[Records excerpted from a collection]

──────────────────────────────

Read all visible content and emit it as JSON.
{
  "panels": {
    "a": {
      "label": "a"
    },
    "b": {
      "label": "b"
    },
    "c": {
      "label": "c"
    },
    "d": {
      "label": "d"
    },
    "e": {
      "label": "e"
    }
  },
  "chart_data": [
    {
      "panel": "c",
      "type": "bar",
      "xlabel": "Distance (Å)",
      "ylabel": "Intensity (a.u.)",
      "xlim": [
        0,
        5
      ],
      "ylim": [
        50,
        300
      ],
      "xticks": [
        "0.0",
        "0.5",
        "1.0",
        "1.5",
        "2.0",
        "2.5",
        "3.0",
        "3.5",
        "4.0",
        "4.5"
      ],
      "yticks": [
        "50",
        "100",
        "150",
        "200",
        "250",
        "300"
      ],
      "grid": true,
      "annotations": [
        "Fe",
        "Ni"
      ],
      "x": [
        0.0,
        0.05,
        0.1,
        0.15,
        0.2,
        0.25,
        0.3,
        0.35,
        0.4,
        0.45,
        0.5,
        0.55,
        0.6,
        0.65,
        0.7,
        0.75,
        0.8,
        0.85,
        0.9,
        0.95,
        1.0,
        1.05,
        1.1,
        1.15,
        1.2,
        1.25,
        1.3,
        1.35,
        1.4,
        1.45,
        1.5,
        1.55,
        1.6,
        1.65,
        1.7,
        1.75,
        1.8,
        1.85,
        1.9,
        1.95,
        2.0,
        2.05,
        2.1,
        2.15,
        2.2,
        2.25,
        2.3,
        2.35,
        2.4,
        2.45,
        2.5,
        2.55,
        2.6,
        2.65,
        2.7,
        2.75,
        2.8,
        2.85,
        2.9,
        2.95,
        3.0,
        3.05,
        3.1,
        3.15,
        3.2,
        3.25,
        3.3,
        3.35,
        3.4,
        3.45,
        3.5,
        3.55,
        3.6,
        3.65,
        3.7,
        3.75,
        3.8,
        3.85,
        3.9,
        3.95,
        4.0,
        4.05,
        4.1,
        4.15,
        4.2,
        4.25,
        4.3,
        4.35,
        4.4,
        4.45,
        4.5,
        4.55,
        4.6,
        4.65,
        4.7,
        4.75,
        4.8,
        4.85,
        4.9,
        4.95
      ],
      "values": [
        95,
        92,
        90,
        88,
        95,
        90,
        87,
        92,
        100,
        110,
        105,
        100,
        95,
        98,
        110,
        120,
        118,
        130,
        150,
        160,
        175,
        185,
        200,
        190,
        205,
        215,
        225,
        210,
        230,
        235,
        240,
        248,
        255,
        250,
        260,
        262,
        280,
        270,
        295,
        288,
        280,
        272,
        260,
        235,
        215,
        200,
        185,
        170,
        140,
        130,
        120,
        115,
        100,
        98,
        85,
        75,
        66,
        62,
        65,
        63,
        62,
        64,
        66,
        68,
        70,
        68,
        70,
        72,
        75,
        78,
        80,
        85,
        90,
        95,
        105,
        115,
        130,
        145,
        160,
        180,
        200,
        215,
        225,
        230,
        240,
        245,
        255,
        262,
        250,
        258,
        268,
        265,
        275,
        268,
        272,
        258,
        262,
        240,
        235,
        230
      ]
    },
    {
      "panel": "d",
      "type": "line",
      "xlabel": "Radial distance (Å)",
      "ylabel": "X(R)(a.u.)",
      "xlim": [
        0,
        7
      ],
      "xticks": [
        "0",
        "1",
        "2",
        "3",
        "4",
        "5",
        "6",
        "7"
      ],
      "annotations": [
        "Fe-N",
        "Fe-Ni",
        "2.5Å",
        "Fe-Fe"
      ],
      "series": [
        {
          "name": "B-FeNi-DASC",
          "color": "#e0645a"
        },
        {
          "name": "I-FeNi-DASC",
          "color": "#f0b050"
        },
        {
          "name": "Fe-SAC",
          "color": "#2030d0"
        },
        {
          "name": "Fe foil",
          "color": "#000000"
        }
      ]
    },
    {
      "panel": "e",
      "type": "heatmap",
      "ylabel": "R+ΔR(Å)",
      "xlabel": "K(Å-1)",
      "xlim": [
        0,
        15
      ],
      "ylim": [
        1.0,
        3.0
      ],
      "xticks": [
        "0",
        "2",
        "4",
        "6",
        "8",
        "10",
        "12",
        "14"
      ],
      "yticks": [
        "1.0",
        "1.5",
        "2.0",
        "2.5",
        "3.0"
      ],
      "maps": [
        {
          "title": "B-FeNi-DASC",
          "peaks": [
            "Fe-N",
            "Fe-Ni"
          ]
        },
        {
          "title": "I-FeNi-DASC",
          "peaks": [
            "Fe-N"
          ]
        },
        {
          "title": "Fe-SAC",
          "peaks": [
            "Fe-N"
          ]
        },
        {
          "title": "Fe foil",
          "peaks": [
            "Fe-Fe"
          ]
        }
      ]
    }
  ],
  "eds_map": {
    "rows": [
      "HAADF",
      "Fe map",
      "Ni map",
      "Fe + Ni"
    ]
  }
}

──────────────────────────────

--- Stated problem ---
Each line of the material should be duplicated exactly, please.

--- Exercise response ---
Read all visible content and emit it as JSON.
{
  "panels": {
    "a": {
      "label": "a"
    },
    "b": {
      "label": "b"
    },
    "c": {
      "label": "c"
    },
    "d": {
      "label": "d"
    },
    "e": {
      "label": "e"
    }
  },
  "chart_data": [
    {
      "panel": "c",
      "type": "bar",
      "xlabel": "Distance (Å)",
      "ylabel": "Intensity (a.u.)",
      "xlim": [
        0,
        5
      ],
      "ylim": [
        50,
        300
      ],
      "xticks": [
        "0.0",
        "0.5",
        "1.0",
        "1.5",
        "2.0",
        "2.5",
        "3.0",
        "3.5",
        "4.0",
        "4.5"
      ],
      "yticks": [
        "50",
        "100",
        "150",
        "200",
        "250",
        "300"
      ],
      "grid": true,
      "annotations": [
        "Fe",
        "Ni"
      ],
      "x": [
        0.0,
        0.05,
        0.1,
        0.15,
        0.2,
        0.25,
        0.3,
        0.35,
        0.4,
        0.45,
        0.5,
        0.55,
        0.6,
        0.65,
        0.7,
        0.75,
        0.8,
        0.85,
        0.9,
        0.95,
        1.0,
        1.05,
        1.1,
        1.15,
        1.2,
        1.25,
        1.3,
        1.35,
        1.4,
        1.45,
        1.5,
        1.55,
        1.6,
        1.65,
        1.7,
        1.75,
        1.8,
        1.85,
        1.9,
        1.95,
        2.0,
        2.05,
        2.1,
        2.15,
        2.2,
        2.25,
        2.3,
        2.35,
        2.4,
        2.45,
        2.5,
        2.55,
        2.6,
        2.65,
        2.7,
        2.75,
        2.8,
        2.85,
        2.9,
        2.95,
        3.0,
        3.05,
        3.1,
        3.15,
        3.2,
        3.25,
        3.3,
        3.35,
        3.4,
        3.45,
        3.5,
        3.55,
        3.6,
        3.65,
        3.7,
        3.75,
        3.8,
        3.85,
        3.9,
        3.95,
        4.0,
        4.05,
        4.1,
        4.15,
        4.2,
        4.25,
        4.3,
        4.35,
        4.4,
        4.45,
        4.5,
        4.55,
        4.6,
        4.65,
        4.7,
        4.75,
        4.8,
        4.85,
        4.9,
        4.95
      ],
      "values": [
        95,
        92,
        90,
        88,
        95,
        90,
        87,
        92,
        100,
        110,
        105,
        100,
        95,
        98,
        110,
        120,
        118,
        130,
        150,
        160,
        175,
        185,
        200,
        190,
        205,
        215,
        225,
        210,
        230,
        235,
        240,
        248,
        255,
        250,
        260,
        262,
        280,
        270,
        295,
        288,
        280,
        272,
        260,
        235,
        215,
        200,
        185,
        170,
        140,
        130,
        120,
        115,
        100,
        98,
        85,
        75,
        66,
        62,
        65,
        63,
        62,
        64,
        66,
        68,
        70,
        68,
        70,
        72,
        75,
        78,
        80,
        85,
        90,
        95,
        105,
        115,
        130,
        145,
        160,
        180,
        200,
        215,
        225,
        230,
        240,
        245,
        255,
        262,
        250,
        258,
        268,
        265,
        275,
        268,
        272,
        258,
        262,
        240,
        235,
        230
      ]
    },
    {
      "panel": "d",
      "type": "line",
      "xlabel": "Radial distance (Å)",
      "ylabel": "X(R)(a.u.)",
      "xlim": [
        0,
        7
      ],
      "xticks": [
        "0",
        "1",
        "2",
        "3",
        "4",
        "5",
        "6",
        "7"
      ],
      "annotations": [
        "Fe-N",
        "Fe-Ni",
        "2.5Å",
        "Fe-Fe"
      ],
      "series": [
        {
          "name": "B-FeNi-DASC",
          "color": "#e0645a"
        },
        {
          "name": "I-FeNi-DASC",
          "color": "#f0b050"
        },
        {
          "name": "Fe-SAC",
          "color": "#2030d0"
        },
        {
          "name": "Fe foil",
          "color": "#000000"
        }
      ]
    },
    {
      "panel": "e",
      "type": "heatmap",
      "ylabel": "R+ΔR(Å)",
      "xlabel": "K(Å-1)",
      "xlim": [
        0,
        15
      ],
      "ylim": [
        1.0,
        3.0
      ],
      "xticks": [
        "0",
        "2",
        "4",
        "6",
        "8",
        "10",
        "12",
        "14"
      ],
      "yticks": [
        "1.0",
        "1.5",
        "2.0",
        "2.5",
        "3.0"
      ],
      "maps": [
        {
          "title": "B-FeNi-DASC",
          "peaks": [
            "Fe-N",
            "Fe-Ni"
          ]
        },
        {
          "title": "I-FeNi-DASC",
          "peaks": [
            "Fe-N"
          ]
        },
        {
          "title": "Fe-SAC",
          "peaks": [
            "Fe-N"
          ]
        },
        {
          "title": "Fe foil",
          "peaks": [
            "Fe-Fe"
          ]
        }
      ]
    }
  ],
  "eds_map": {
    "rows": [
      "HAADF",
      "Fe map",
      "Ni map",
      "Fe + Ni"
    ]
  }
}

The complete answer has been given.